• _Given task_: Make an exact copy of the listing below.

■ ■ ■ ■ ■ ■ ■

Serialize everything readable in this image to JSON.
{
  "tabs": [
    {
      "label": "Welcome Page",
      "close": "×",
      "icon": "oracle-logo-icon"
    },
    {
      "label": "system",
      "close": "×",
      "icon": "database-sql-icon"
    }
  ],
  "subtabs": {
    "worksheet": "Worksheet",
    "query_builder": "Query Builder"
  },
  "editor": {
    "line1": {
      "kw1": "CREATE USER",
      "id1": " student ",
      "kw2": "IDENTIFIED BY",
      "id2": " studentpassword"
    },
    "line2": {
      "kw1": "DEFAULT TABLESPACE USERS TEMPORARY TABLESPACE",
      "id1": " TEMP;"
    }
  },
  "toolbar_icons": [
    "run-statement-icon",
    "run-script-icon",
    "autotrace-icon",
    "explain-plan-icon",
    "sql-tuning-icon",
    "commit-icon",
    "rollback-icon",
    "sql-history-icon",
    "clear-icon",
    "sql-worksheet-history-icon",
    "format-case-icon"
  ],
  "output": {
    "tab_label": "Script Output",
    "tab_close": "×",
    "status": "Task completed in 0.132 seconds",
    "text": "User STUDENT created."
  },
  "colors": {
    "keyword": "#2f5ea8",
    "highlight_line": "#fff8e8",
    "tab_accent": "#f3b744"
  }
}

■ ■ ■ ■ ■ ■ ■

• _Written response_:
Serialize everything readable in this image to JSON.
{
  "tabs": [
    {
      "label": "Welcome Page",
      "close": "×",
      "icon": "oracle-logo-icon"
    },
    {
      "label": "system",
      "close": "×",
      "icon": "database-sql-icon"
    }
  ],
  "subtabs": {
    "worksheet": "Worksheet",
    "query_builder": "Query Builder"
  },
  "editor": {
    "line1": {
      "kw1": "CREATE USER",
      "id1": " student ",
      "kw2": "IDENTIFIED BY",
      "id2": " studentpassword"
    },
    "line2": {
      "kw1": "DEFAULT TABLESPACE USERS TEMPORARY TABLESPACE",
      "id1": " TEMP;"
    }
  },
  "toolbar_icons": [
    "run-statement-icon",
    "run-script-icon",
    "autotrace-icon",
    "explain-plan-icon",
    "sql-tuning-icon",
    "commit-icon",
    "rollback-icon",
    "sql-history-icon",
    "clear-icon",
    "sql-worksheet-history-icon",
    "format-case-icon"
  ],
  "output": {
    "tab_label": "Script Output",
    "tab_close": "×",
    "status": "Task completed in 0.132 seconds",
    "text": "User STUDENT created."
  },
  "colors": {
    "keyword": "#2f5ea8",
    "highlight_line": "#fff8e8",
    "tab_accent": "#f3b744"
  }
}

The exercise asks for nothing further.